EXERCISE BRIEF: In the records below, find each line containing the word "What" and copy it.

>> Begin TASK MATERIAL

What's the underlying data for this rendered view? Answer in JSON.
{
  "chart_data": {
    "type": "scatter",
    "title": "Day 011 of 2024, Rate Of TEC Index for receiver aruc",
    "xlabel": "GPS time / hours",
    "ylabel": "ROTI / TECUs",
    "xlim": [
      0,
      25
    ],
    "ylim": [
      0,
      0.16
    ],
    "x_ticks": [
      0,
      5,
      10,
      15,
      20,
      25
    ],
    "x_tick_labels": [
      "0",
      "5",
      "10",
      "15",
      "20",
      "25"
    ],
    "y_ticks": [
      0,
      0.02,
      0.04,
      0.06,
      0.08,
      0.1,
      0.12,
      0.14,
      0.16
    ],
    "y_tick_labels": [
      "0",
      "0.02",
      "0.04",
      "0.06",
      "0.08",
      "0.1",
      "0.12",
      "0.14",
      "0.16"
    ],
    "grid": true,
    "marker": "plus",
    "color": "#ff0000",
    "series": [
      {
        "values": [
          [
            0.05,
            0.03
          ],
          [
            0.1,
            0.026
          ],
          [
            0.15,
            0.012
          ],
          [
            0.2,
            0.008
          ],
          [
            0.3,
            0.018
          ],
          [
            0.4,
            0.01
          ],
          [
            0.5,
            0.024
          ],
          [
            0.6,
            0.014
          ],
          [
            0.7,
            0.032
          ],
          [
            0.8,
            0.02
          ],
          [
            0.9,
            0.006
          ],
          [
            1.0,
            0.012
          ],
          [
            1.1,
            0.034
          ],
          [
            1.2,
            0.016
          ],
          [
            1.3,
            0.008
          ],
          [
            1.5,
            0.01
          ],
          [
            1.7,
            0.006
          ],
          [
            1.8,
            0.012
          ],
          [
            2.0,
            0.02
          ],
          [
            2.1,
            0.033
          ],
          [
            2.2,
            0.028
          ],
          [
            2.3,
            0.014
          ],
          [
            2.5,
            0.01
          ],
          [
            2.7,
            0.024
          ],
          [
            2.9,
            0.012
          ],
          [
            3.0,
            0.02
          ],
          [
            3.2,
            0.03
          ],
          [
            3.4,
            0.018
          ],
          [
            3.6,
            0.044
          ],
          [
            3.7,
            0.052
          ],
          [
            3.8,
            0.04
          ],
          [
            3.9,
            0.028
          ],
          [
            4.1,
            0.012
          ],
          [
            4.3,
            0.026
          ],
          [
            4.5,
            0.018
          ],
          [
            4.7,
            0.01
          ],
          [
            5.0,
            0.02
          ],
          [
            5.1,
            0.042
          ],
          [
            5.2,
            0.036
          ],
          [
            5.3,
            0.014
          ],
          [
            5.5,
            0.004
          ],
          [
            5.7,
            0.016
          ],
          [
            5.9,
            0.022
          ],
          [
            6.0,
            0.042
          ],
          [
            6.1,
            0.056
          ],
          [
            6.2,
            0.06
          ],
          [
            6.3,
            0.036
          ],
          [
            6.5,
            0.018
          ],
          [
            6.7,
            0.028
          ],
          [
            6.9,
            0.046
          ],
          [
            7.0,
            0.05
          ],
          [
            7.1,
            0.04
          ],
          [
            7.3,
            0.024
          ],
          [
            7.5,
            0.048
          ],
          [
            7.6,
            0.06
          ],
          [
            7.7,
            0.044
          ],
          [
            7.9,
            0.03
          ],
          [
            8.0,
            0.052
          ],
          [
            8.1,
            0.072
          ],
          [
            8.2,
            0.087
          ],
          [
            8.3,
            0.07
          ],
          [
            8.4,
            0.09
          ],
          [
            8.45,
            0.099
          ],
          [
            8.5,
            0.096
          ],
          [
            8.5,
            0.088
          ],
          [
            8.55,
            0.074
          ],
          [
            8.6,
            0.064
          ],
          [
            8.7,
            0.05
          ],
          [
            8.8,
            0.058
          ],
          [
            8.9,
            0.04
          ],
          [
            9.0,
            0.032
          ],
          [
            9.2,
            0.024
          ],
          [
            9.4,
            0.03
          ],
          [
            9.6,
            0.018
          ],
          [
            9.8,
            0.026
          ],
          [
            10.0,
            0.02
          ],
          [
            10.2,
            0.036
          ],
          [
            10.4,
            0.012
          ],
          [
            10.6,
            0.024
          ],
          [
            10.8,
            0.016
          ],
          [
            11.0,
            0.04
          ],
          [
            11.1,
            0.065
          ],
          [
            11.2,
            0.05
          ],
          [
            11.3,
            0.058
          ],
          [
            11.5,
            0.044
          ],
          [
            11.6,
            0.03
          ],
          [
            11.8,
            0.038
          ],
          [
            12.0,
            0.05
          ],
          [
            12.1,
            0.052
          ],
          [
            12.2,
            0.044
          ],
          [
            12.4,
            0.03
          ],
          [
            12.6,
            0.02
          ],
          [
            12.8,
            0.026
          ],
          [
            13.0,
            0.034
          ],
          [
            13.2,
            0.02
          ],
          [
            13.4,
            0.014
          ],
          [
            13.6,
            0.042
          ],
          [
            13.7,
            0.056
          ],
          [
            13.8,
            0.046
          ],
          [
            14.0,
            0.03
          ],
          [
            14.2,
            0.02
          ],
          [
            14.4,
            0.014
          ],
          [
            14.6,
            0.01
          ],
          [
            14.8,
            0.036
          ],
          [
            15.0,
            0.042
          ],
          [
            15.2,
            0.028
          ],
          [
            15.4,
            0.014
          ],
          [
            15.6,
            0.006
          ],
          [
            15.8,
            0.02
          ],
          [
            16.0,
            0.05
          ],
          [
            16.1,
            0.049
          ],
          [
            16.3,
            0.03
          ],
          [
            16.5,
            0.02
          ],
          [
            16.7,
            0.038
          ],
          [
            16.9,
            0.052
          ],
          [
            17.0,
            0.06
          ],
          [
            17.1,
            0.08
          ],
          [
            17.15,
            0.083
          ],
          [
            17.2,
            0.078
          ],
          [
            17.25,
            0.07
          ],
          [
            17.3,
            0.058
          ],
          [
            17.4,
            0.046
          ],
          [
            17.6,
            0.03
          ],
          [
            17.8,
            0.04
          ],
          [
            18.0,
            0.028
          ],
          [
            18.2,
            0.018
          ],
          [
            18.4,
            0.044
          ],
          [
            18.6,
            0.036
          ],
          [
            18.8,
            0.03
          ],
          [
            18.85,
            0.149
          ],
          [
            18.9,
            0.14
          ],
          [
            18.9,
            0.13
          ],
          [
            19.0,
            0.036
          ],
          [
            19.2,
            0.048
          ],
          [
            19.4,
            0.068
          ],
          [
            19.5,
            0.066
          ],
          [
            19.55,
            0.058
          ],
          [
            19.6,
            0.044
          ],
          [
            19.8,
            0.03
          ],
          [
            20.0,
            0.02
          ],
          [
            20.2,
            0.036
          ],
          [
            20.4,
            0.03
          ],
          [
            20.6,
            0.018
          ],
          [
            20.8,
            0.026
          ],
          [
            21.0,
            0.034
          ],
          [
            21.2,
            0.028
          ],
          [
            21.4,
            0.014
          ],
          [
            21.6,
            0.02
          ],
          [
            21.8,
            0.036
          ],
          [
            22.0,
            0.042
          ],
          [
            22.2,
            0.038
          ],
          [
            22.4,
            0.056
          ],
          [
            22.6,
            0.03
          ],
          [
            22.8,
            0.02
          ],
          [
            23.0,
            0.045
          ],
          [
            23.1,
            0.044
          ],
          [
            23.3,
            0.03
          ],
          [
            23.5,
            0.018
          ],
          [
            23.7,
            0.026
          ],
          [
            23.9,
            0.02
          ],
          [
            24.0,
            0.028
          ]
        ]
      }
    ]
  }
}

>> End TASK MATERIAL
>> Begin TASK MATERIAL

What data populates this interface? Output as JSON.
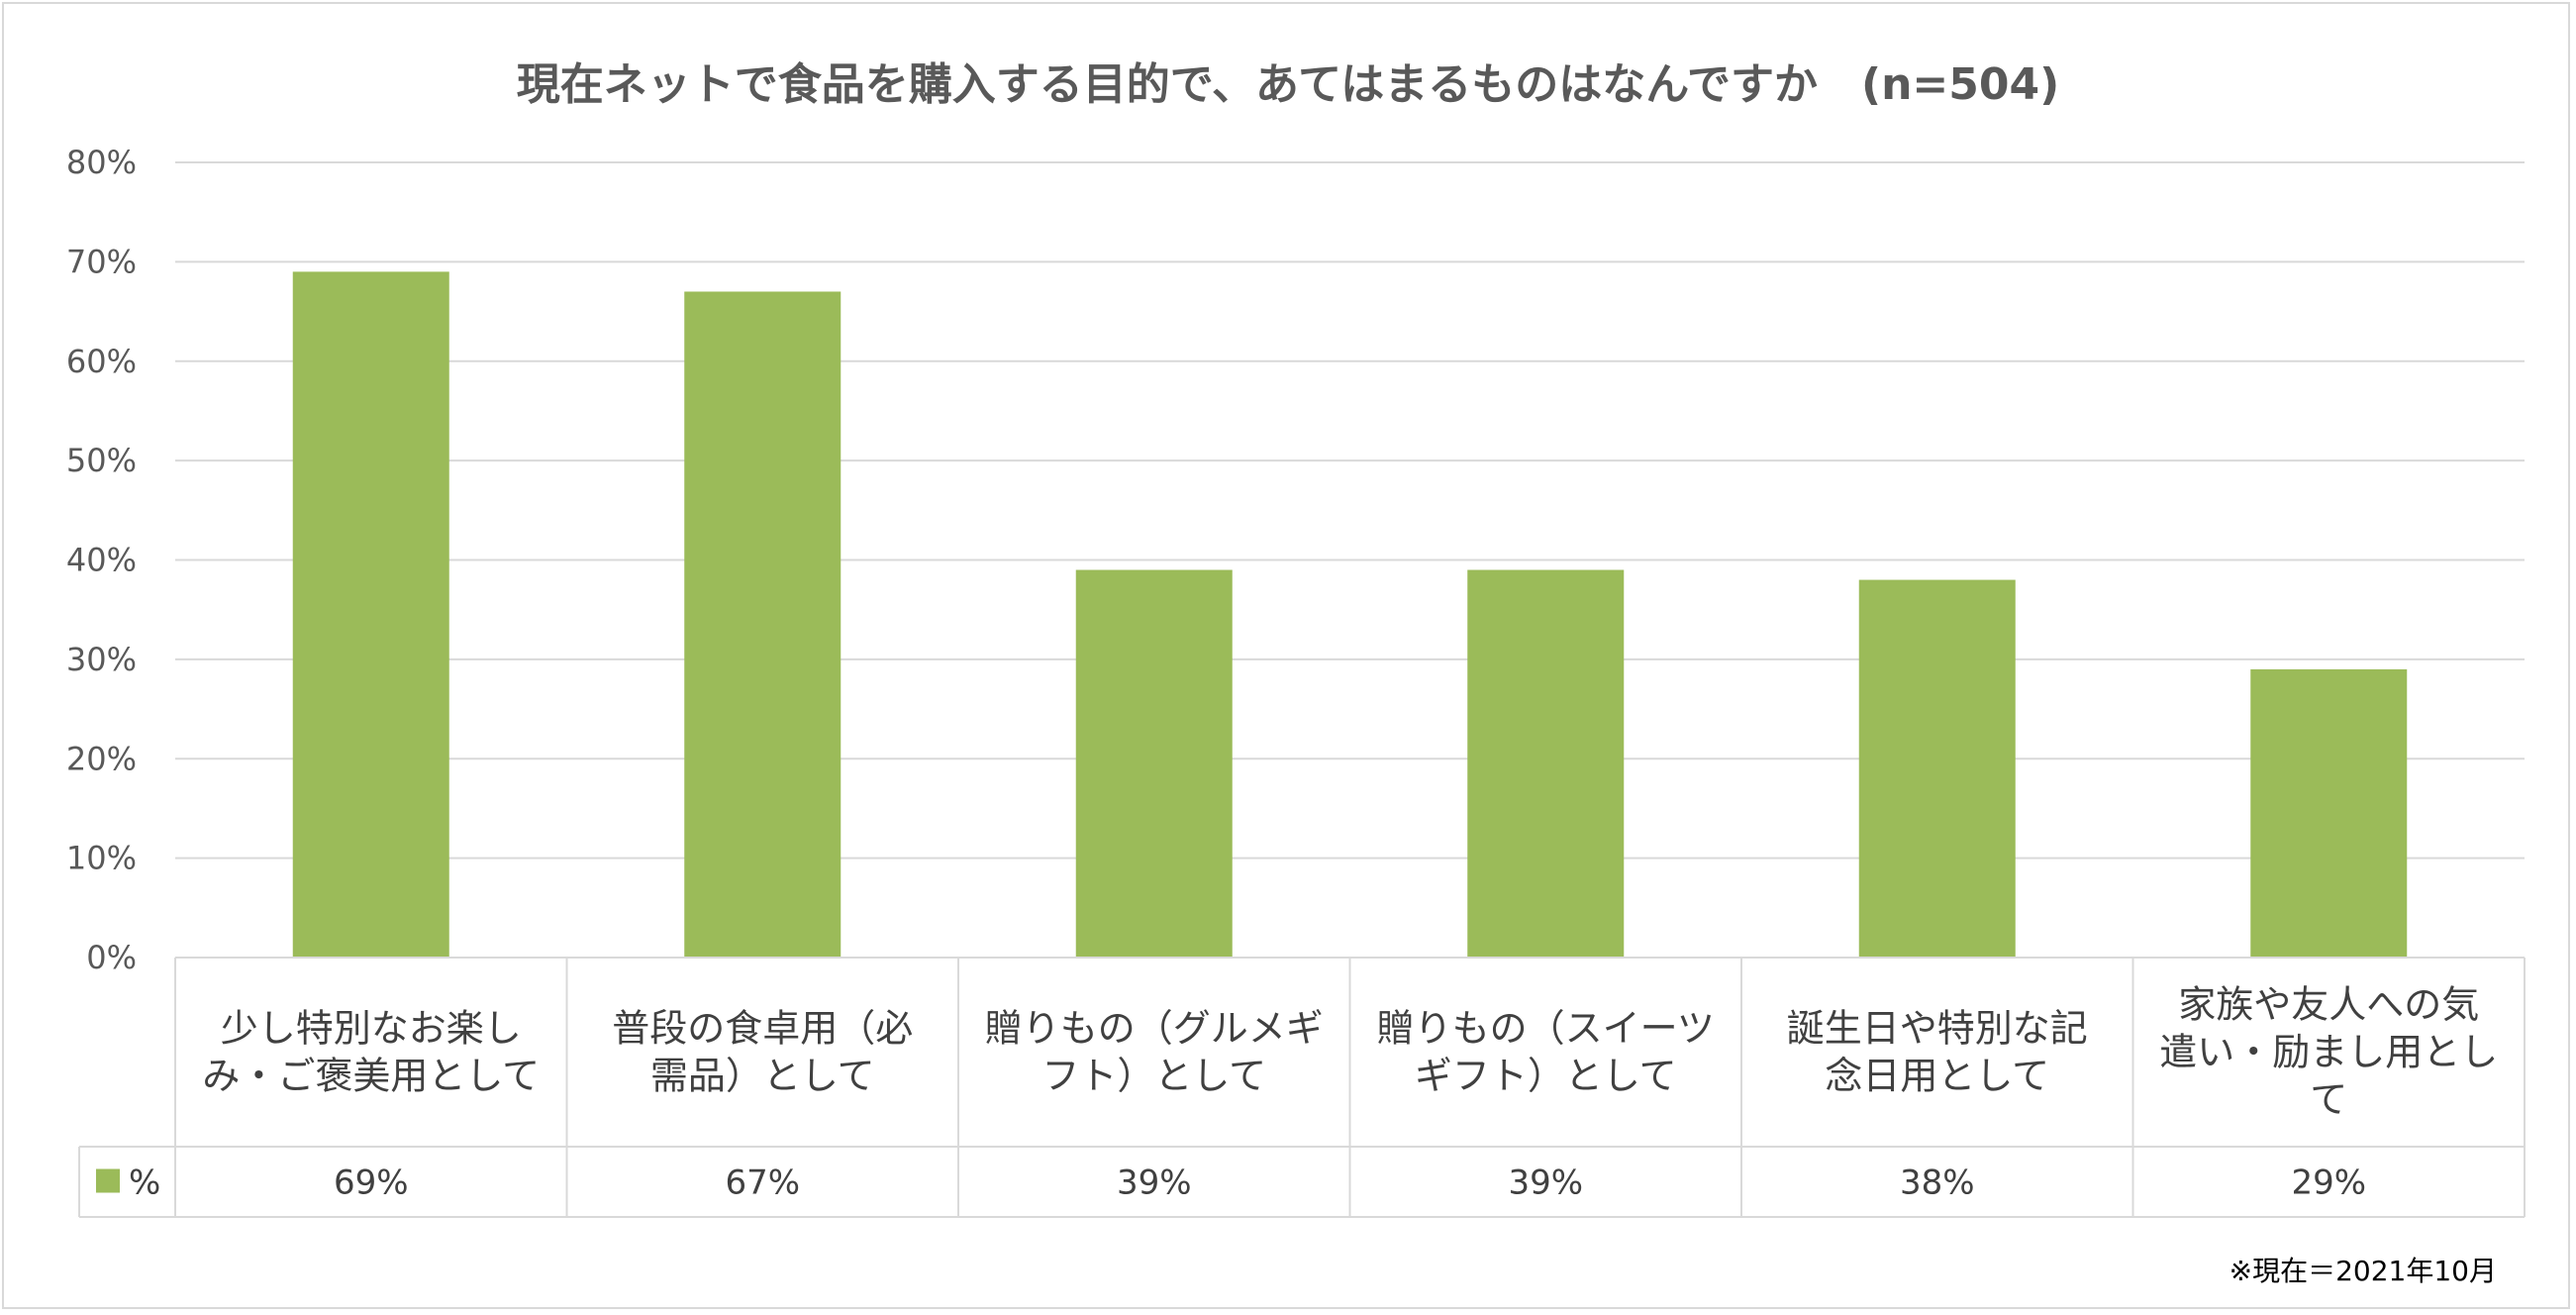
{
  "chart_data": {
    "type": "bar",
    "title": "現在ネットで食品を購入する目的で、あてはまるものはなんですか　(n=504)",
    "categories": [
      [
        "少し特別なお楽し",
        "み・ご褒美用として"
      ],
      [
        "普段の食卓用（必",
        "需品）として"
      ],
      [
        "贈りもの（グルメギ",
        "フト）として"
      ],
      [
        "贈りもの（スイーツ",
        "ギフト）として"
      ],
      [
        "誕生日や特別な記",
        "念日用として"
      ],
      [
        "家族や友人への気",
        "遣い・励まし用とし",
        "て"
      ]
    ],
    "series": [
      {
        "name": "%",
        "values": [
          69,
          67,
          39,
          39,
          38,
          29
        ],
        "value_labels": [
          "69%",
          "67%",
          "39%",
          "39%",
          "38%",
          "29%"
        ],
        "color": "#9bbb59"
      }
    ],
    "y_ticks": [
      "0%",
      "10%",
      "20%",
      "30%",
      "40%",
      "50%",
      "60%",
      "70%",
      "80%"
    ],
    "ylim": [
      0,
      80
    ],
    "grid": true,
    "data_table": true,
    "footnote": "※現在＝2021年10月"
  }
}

>> End TASK MATERIAL
>> Begin TASK MATERIAL

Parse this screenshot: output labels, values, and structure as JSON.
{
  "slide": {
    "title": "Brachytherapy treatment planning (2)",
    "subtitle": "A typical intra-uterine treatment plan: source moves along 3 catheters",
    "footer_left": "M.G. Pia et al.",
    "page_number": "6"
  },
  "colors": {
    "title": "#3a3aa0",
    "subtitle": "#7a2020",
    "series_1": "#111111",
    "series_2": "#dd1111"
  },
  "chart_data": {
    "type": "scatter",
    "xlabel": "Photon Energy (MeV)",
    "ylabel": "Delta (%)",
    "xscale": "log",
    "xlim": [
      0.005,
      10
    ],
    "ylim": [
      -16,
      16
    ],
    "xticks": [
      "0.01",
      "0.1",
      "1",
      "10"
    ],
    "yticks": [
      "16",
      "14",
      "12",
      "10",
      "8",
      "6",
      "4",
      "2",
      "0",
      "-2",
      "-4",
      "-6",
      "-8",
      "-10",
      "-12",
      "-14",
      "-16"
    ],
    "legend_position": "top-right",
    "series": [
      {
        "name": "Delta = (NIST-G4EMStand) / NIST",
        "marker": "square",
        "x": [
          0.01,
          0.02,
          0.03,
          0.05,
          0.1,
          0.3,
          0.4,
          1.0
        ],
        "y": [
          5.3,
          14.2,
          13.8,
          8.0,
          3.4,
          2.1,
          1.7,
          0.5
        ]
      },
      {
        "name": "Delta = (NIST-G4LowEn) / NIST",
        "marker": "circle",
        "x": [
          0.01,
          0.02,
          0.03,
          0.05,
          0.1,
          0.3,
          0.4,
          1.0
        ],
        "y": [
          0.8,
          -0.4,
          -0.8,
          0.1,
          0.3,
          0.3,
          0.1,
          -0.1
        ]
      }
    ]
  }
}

>> End TASK MATERIAL

THE SOLUTION:
What's the underlying data for this rendered view? Answer in JSON.
What data populates this interface? Output as JSON.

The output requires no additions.